Read through the records below and copy each line that uses the word "MILES".

*** Data records

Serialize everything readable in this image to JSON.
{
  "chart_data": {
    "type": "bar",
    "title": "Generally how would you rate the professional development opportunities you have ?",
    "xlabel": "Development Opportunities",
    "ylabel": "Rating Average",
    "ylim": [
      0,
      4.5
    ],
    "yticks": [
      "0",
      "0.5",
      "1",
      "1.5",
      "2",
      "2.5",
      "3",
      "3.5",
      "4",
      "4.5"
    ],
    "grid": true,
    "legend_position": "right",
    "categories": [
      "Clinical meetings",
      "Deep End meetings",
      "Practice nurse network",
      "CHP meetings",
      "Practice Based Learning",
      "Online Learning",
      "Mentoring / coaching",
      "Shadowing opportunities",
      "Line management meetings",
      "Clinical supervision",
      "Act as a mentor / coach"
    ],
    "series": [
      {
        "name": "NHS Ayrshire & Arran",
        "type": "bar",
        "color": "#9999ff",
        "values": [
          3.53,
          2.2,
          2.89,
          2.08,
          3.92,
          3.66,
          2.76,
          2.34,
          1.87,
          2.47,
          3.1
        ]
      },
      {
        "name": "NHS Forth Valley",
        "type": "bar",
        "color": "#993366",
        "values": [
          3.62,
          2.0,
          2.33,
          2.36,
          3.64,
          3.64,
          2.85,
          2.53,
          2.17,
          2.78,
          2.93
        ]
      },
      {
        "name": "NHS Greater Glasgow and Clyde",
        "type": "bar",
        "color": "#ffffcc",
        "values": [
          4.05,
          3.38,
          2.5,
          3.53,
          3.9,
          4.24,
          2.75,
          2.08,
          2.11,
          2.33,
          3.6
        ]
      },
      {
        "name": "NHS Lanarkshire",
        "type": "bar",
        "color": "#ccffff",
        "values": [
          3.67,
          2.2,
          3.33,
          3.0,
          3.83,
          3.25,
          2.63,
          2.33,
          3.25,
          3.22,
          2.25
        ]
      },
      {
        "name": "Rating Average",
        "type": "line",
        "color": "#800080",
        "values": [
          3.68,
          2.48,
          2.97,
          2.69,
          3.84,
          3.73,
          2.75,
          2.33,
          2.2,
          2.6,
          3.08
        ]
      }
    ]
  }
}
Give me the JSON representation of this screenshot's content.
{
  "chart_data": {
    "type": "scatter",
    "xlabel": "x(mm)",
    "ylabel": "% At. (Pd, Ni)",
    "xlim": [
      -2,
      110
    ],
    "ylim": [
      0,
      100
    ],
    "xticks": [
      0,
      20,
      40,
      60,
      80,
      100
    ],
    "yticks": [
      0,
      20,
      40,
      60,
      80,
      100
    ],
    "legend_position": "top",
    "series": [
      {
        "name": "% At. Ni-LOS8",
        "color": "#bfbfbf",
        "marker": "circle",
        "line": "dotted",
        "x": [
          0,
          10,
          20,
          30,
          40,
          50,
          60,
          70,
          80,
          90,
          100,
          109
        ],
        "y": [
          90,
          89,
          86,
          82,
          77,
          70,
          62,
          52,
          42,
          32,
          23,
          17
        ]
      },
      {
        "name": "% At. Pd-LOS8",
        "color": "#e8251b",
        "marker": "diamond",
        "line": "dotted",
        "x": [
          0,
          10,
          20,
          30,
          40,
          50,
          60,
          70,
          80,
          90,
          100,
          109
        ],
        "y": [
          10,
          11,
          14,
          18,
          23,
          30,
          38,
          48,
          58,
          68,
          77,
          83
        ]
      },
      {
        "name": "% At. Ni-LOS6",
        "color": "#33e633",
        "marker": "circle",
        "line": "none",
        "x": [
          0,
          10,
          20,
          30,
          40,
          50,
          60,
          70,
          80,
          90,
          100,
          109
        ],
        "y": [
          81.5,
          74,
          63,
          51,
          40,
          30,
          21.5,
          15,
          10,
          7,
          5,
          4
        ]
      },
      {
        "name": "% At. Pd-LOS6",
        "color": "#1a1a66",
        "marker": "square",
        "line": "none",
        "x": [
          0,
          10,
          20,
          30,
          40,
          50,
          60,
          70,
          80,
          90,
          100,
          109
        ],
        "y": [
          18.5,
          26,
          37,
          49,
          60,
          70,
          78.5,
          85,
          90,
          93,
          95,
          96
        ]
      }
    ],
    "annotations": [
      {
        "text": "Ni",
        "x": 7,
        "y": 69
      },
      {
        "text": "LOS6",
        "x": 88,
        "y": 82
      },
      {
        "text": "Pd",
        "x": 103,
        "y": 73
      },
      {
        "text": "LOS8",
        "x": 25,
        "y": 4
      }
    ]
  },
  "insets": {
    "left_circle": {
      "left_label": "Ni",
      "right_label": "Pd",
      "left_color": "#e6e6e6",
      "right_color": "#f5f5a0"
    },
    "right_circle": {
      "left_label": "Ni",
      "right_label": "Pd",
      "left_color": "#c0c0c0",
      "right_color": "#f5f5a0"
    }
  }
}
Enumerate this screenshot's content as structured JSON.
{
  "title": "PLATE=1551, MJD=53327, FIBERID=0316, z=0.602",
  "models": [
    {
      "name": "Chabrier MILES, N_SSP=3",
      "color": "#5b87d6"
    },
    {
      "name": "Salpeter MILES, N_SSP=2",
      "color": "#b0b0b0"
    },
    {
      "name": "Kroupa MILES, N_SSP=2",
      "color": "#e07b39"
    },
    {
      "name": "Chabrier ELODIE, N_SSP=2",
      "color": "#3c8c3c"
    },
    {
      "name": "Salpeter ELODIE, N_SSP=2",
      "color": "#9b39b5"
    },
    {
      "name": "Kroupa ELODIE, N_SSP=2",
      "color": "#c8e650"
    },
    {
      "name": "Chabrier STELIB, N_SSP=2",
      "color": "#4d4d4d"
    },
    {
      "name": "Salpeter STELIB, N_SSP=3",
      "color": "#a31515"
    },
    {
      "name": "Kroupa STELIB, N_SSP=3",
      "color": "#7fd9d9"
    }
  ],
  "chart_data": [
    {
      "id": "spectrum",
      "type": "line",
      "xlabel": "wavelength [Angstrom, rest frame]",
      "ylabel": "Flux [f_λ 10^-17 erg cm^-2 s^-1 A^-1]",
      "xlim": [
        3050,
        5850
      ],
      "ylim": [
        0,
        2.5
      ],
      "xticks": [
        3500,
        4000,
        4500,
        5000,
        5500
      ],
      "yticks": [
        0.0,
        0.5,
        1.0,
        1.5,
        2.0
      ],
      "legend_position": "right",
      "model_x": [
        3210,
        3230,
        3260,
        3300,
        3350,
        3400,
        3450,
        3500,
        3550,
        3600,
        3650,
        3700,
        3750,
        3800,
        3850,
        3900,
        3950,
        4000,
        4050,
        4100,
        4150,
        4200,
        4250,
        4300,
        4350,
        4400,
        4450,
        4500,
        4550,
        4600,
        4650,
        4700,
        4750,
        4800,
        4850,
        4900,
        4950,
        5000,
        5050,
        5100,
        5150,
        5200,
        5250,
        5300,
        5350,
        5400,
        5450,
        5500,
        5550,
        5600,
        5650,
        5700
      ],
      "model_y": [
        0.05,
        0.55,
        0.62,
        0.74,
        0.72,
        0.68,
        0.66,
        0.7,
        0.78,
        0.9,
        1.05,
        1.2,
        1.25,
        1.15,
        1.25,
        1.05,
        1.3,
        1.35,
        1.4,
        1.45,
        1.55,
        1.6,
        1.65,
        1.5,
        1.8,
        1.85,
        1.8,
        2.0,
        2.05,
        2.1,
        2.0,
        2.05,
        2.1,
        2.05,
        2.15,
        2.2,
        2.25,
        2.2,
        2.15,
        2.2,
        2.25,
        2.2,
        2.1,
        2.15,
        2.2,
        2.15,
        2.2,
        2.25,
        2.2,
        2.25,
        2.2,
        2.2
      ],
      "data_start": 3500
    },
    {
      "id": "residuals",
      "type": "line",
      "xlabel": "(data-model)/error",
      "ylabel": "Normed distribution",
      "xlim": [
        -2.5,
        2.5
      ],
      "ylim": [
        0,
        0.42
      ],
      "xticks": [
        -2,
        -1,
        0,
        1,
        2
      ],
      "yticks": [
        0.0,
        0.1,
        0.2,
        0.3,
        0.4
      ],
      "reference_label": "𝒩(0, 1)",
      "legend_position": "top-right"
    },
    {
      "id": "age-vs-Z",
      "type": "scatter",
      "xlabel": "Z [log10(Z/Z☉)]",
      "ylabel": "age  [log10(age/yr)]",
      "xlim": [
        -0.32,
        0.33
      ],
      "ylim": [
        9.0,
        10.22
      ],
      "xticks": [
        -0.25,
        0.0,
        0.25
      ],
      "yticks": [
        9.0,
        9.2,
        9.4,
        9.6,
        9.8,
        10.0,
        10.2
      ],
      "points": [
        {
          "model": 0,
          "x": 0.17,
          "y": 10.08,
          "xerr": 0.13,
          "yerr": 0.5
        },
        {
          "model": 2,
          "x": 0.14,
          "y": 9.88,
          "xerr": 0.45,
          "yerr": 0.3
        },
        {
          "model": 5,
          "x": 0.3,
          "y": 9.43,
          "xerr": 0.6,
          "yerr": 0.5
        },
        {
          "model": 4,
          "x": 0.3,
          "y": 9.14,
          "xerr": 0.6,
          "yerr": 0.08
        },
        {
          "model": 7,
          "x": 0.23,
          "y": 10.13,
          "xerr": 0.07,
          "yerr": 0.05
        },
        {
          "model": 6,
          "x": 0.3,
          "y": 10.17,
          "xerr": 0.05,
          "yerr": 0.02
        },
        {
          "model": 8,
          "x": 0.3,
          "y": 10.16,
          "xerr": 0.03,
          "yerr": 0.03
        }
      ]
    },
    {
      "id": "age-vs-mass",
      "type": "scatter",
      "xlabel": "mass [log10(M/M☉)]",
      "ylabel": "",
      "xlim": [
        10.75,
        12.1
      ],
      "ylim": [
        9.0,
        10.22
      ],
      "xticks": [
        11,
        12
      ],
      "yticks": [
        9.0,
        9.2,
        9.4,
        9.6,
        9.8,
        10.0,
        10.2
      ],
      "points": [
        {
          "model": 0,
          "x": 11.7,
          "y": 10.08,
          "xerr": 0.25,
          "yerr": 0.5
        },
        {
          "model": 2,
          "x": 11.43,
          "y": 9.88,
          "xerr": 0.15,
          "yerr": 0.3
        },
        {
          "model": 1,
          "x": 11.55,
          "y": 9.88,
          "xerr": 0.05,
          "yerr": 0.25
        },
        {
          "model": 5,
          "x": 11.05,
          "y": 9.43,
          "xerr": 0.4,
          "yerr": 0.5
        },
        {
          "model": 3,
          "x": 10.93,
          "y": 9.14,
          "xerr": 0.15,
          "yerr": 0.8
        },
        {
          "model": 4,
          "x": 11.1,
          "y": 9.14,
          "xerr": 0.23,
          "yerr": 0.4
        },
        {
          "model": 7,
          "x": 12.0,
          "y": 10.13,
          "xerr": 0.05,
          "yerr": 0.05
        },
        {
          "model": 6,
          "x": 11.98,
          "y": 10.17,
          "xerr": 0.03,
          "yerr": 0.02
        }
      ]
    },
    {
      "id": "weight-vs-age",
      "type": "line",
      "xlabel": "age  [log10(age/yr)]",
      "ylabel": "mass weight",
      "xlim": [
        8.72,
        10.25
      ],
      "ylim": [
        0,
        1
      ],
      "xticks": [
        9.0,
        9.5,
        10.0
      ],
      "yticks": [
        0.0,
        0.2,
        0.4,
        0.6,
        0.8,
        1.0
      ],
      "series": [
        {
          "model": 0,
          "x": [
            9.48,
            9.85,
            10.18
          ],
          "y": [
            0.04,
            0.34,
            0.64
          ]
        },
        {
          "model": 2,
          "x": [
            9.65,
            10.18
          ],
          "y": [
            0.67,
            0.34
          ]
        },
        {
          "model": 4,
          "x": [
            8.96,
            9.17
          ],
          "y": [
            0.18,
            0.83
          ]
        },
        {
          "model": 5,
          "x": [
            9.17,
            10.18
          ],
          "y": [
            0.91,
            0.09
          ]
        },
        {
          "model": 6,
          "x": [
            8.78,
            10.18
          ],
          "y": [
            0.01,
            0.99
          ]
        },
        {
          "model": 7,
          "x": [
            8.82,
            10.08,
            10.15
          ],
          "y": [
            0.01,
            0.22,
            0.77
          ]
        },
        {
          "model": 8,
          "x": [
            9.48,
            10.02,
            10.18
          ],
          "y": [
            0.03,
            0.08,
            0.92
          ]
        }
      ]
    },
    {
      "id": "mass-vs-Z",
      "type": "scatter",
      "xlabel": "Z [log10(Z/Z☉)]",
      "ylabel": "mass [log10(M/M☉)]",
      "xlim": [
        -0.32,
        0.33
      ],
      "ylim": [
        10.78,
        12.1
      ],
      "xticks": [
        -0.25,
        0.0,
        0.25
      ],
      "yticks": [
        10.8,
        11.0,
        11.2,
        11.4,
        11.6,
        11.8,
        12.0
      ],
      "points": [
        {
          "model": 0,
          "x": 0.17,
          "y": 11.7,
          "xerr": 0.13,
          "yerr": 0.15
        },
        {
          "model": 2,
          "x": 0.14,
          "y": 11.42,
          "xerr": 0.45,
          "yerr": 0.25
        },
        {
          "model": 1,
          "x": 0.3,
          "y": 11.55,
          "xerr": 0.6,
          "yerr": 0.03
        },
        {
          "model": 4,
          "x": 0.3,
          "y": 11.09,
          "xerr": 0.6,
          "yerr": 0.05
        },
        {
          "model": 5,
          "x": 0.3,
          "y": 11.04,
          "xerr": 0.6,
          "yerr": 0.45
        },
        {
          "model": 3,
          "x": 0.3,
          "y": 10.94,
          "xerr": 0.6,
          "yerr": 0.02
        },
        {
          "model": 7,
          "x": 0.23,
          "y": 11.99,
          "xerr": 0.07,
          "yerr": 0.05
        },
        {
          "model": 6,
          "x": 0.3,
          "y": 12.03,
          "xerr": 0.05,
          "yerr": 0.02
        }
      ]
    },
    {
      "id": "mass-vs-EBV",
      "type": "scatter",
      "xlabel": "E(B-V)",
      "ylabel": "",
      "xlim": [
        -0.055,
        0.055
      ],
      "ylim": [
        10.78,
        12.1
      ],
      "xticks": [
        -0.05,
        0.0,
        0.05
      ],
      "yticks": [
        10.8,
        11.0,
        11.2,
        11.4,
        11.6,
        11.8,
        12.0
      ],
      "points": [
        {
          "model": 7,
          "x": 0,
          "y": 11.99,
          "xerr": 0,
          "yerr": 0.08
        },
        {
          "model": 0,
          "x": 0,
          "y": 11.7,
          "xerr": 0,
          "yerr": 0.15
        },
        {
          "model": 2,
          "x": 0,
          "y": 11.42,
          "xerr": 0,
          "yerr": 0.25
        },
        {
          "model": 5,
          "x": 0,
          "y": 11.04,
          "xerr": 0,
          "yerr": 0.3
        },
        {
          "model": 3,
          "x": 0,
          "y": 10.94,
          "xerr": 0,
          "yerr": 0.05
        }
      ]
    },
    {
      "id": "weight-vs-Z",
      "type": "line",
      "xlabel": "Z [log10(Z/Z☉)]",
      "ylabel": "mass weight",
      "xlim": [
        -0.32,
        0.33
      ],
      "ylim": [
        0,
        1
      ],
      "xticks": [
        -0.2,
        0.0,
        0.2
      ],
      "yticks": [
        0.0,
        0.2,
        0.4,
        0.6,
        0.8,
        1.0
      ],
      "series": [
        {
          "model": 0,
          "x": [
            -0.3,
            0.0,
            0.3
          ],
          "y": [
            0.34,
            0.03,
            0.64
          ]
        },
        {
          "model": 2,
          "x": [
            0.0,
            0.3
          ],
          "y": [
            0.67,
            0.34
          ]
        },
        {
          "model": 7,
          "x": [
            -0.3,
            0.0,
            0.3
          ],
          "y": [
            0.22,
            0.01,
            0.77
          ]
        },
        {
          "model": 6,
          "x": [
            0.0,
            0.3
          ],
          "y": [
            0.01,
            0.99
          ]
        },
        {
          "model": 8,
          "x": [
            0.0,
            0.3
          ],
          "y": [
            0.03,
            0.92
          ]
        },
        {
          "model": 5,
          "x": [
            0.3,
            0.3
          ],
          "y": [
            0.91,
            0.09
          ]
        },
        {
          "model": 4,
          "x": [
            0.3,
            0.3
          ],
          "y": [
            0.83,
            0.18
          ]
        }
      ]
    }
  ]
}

******

§ Full solution
      "name": "Chabrier MILES, N_SSP=3",
      "name": "Salpeter MILES, N_SSP=2",
      "name": "Kroupa MILES, N_SSP=2",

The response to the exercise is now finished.